What is needed
Sift the listing for lines that hold the string "name" and pull them out.

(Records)
◆ ◆ ◆ ◆ ◆ ◆ ◆

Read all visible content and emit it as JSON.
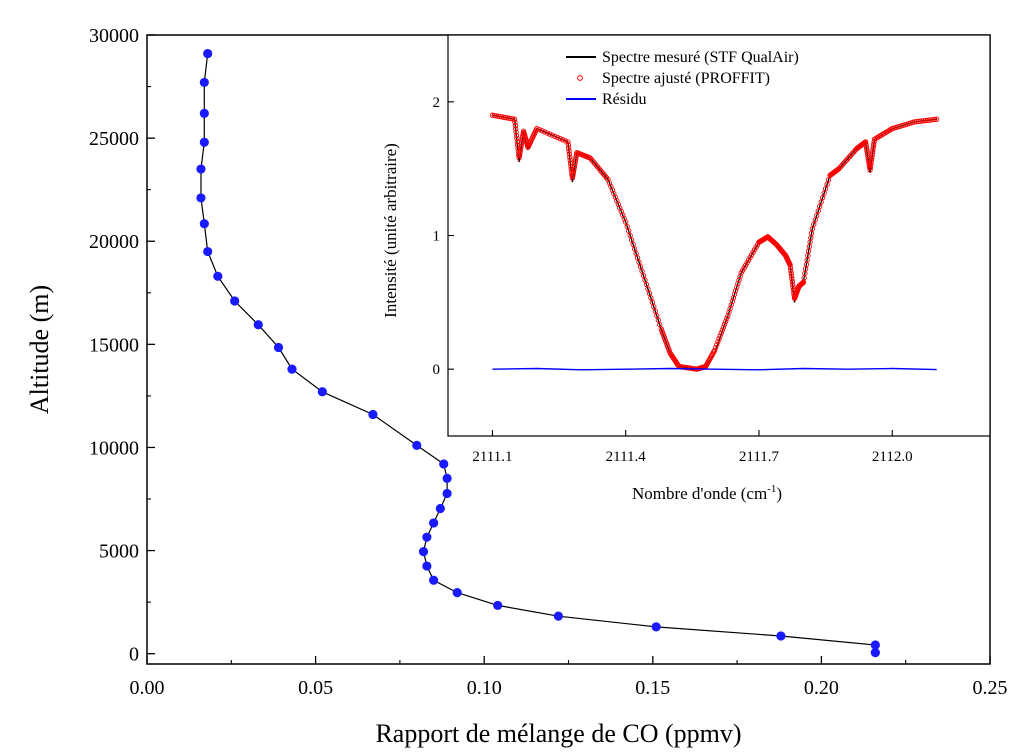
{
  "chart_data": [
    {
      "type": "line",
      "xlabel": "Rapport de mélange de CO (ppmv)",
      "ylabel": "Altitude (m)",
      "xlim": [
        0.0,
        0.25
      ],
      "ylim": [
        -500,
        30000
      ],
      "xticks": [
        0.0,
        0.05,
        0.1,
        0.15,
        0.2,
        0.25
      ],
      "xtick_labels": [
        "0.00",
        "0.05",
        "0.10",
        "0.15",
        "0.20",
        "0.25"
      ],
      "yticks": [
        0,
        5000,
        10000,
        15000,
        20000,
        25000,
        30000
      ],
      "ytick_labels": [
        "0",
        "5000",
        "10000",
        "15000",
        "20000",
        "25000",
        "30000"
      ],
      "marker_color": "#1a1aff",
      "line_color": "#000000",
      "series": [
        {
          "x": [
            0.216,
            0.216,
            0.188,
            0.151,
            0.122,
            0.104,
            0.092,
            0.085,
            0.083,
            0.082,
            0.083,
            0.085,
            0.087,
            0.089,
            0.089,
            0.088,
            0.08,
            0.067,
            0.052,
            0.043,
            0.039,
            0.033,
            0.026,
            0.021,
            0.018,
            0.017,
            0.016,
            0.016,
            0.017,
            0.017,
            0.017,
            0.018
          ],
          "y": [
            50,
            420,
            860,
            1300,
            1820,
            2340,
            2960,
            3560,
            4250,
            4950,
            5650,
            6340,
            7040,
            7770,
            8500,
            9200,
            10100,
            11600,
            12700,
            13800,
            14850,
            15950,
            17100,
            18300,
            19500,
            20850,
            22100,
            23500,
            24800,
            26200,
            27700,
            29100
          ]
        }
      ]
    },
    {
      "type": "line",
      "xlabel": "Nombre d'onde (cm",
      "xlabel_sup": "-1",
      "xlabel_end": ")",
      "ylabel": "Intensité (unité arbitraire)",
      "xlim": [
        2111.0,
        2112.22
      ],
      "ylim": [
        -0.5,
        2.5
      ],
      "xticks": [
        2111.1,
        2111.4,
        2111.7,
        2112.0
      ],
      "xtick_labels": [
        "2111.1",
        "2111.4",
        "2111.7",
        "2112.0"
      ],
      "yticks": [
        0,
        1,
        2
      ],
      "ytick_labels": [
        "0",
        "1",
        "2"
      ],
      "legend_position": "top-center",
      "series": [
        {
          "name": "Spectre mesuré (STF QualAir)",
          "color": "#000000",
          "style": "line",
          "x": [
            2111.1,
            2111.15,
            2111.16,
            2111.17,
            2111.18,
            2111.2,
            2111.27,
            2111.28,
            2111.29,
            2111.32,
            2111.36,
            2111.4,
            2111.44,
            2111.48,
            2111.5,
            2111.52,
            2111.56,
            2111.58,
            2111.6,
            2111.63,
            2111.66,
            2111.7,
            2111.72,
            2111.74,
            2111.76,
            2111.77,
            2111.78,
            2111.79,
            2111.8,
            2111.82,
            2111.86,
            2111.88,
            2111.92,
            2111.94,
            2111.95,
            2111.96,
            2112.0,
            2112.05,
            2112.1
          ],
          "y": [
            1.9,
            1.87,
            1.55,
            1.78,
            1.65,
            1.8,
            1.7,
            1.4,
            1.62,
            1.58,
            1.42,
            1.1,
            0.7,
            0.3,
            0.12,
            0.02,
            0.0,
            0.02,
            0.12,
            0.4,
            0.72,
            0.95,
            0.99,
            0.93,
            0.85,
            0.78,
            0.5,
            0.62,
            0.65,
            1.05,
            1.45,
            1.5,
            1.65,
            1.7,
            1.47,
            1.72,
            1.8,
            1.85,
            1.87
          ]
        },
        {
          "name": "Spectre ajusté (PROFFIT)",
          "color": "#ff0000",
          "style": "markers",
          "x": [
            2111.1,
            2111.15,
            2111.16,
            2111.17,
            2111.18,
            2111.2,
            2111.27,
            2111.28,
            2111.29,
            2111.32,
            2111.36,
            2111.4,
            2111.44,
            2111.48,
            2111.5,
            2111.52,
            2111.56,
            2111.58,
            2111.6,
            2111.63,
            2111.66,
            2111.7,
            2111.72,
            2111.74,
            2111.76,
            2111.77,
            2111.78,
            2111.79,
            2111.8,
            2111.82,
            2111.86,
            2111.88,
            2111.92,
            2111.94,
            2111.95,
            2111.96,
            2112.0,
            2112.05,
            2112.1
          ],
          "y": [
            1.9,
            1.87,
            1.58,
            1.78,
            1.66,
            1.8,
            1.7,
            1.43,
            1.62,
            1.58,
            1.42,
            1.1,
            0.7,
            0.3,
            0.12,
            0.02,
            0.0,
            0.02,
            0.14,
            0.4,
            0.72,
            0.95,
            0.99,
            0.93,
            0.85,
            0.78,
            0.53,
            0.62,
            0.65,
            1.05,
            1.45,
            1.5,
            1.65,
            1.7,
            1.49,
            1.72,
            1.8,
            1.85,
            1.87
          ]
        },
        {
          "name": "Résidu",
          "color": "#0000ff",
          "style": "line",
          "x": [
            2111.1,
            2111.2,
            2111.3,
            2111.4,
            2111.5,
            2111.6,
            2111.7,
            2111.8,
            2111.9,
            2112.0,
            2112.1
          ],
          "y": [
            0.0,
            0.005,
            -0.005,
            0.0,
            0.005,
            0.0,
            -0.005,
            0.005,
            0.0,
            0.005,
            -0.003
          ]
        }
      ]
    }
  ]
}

◆ ◆ ◆ ◆ ◆ ◆ ◆

Reply
          "name": "Spectre mesuré (STF QualAir)",
          "name": "Spectre ajusté (PROFFIT)",
          "name": "Résidu",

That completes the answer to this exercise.